## Task details
Every line of the material is to be quoted verbatim, minus the pictures.

-- Material for this task start --

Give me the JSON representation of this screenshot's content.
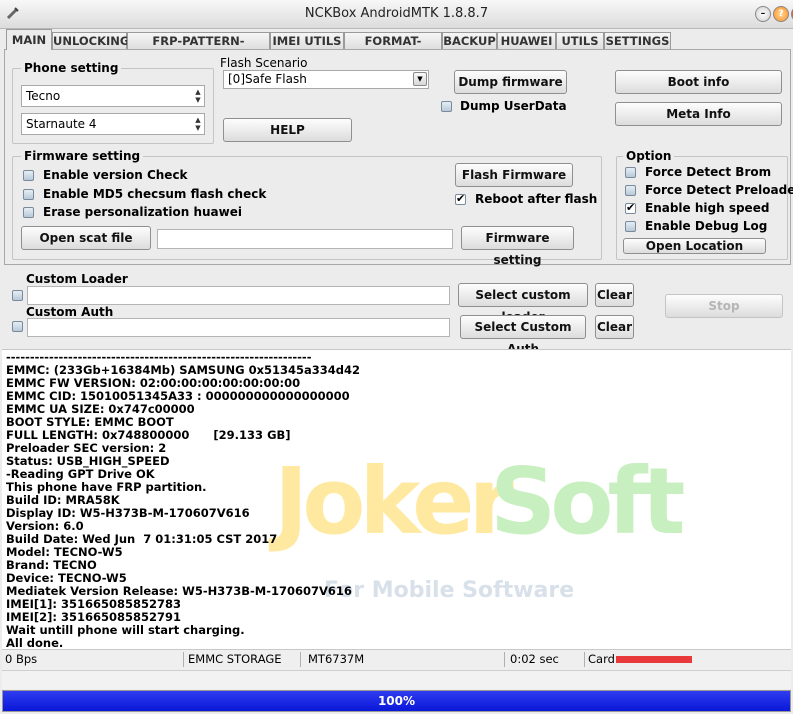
{
  "window": {
    "title": "NCKBox AndroidMTK 1.8.8.7"
  },
  "tabs": [
    "MAIN",
    "UNLOCKING",
    "FRP-PATTERN-PRIVACY",
    "IMEI UTILS",
    "FORMAT-RESET",
    "BACKUP",
    "HUAWEI",
    "UTILS",
    "SETTINGS"
  ],
  "phone_setting": {
    "label": "Phone setting",
    "brand": "Tecno",
    "model": "Starnaute 4"
  },
  "flash": {
    "scenario_label": "Flash Scenario",
    "scenario_value": "[0]Safe Flash",
    "dump_firmware": "Dump firmware",
    "dump_userdata": "Dump UserData",
    "help": "HELP",
    "boot_info": "Boot info",
    "meta_info": "Meta Info"
  },
  "firmware": {
    "label": "Firmware setting",
    "enable_version_check": "Enable version Check",
    "enable_md5": "Enable MD5 checsum flash check",
    "erase_personalization": "Erase personalization huawei",
    "open_scat": "Open scat file",
    "flash_firmware": "Flash Firmware",
    "reboot_after_flash": "Reboot after flash",
    "firmware_setting": "Firmware setting"
  },
  "option": {
    "label": "Option",
    "force_brom": "Force Detect Brom",
    "force_preloader": "Force Detect Preloader",
    "high_speed": "Enable high speed porl",
    "debug_log": "Enable Debug Log",
    "open_location": "Open Location"
  },
  "loader": {
    "custom_loader_label": "Custom Loader",
    "custom_auth_label": "Custom Auth",
    "select_loader": "Select custom loader",
    "select_auth": "Select Custom Auth",
    "clear": "Clear",
    "stop": "Stop"
  },
  "watermark": {
    "part1": "Joker",
    "part2": "Soft",
    "tagline": "For Mobile Software"
  },
  "log": [
    "----------------------------------------------------------------",
    "EMMC: (233Gb+16384Mb) SAMSUNG 0x51345a334d42",
    "EMMC FW VERSION: 02:00:00:00:00:00:00:00",
    "EMMC CID: 15010051345A33 : 000000000000000000",
    "EMMC UA SIZE: 0x747c00000",
    "BOOT STYLE: EMMC BOOT",
    "FULL LENGTH: 0x748800000      [29.133 GB]",
    "Preloader SEC version: 2",
    "Status: USB_HIGH_SPEED",
    "-Reading GPT Drive OK",
    "This phone have FRP partition.",
    "Build ID: MRA58K",
    "Display ID: W5-H373B-M-170607V616",
    "Version: 6.0",
    "Build Date: Wed Jun  7 01:31:05 CST 2017",
    "Model: TECNO-W5",
    "Brand: TECNO",
    "Device: TECNO-W5",
    "Mediatek Version Release: W5-H373B-M-170607V616",
    "IMEI[1]: 351665085852783",
    "IMEI[2]: 351665085852791",
    "Wait untill phone will start charging.",
    "All done."
  ],
  "status": {
    "speed": "0 Bps",
    "storage": "EMMC STORAGE",
    "chip": "MT6737M",
    "time": "0:02 sec",
    "card": "Card"
  },
  "progress": {
    "value": 1.0,
    "label": "100%"
  },
  "colors": {
    "progress": "#0a18d8",
    "redact": "#e83a3a"
  }
}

-- Material for this task end --

## Answer to the exercise
Give me the JSON representation of this screenshot's content.
{
  "window": {
    "title": "NCKBox AndroidMTK 1.8.8.7"
  },
  "tabs": [
    "MAIN",
    "UNLOCKING",
    "FRP-PATTERN-PRIVACY",
    "IMEI UTILS",
    "FORMAT-RESET",
    "BACKUP",
    "HUAWEI",
    "UTILS",
    "SETTINGS"
  ],
  "phone_setting": {
    "label": "Phone setting",
    "brand": "Tecno",
    "model": "Starnaute 4"
  },
  "flash": {
    "scenario_label": "Flash Scenario",
    "scenario_value": "[0]Safe Flash",
    "dump_firmware": "Dump firmware",
    "dump_userdata": "Dump UserData",
    "help": "HELP",
    "boot_info": "Boot info",
    "meta_info": "Meta Info"
  },
  "firmware": {
    "label": "Firmware setting",
    "enable_version_check": "Enable version Check",
    "enable_md5": "Enable MD5 checsum flash check",
    "erase_personalization": "Erase personalization huawei",
    "open_scat": "Open scat file",
    "flash_firmware": "Flash Firmware",
    "reboot_after_flash": "Reboot after flash",
    "firmware_setting": "Firmware setting"
  },
  "option": {
    "label": "Option",
    "force_brom": "Force Detect Brom",
    "force_preloader": "Force Detect Preloader",
    "high_speed": "Enable high speed porl",
    "debug_log": "Enable Debug Log",
    "open_location": "Open Location"
  },
  "loader": {
    "custom_loader_label": "Custom Loader",
    "custom_auth_label": "Custom Auth",
    "select_loader": "Select custom loader",
    "select_auth": "Select Custom Auth",
    "clear": "Clear",
    "stop": "Stop"
  },
  "watermark": {
    "part1": "Joker",
    "part2": "Soft",
    "tagline": "For Mobile Software"
  },
  "log": [
    "----------------------------------------------------------------",
    "EMMC: (233Gb+16384Mb) SAMSUNG 0x51345a334d42",
    "EMMC FW VERSION: 02:00:00:00:00:00:00:00",
    "EMMC CID: 15010051345A33 : 000000000000000000",
    "EMMC UA SIZE: 0x747c00000",
    "BOOT STYLE: EMMC BOOT",
    "FULL LENGTH: 0x748800000      [29.133 GB]",
    "Preloader SEC version: 2",
    "Status: USB_HIGH_SPEED",
    "-Reading GPT Drive OK",
    "This phone have FRP partition.",
    "Build ID: MRA58K",
    "Display ID: W5-H373B-M-170607V616",
    "Version: 6.0",
    "Build Date: Wed Jun  7 01:31:05 CST 2017",
    "Model: TECNO-W5",
    "Brand: TECNO",
    "Device: TECNO-W5",
    "Mediatek Version Release: W5-H373B-M-170607V616",
    "IMEI[1]: 351665085852783",
    "IMEI[2]: 351665085852791",
    "Wait untill phone will start charging.",
    "All done."
  ],
  "status": {
    "speed": "0 Bps",
    "storage": "EMMC STORAGE",
    "chip": "MT6737M",
    "time": "0:02 sec",
    "card": "Card"
  },
  "progress": {
    "value": 1.0,
    "label": "100%"
  },
  "colors": {
    "progress": "#0a18d8",
    "redact": "#e83a3a"
  }
}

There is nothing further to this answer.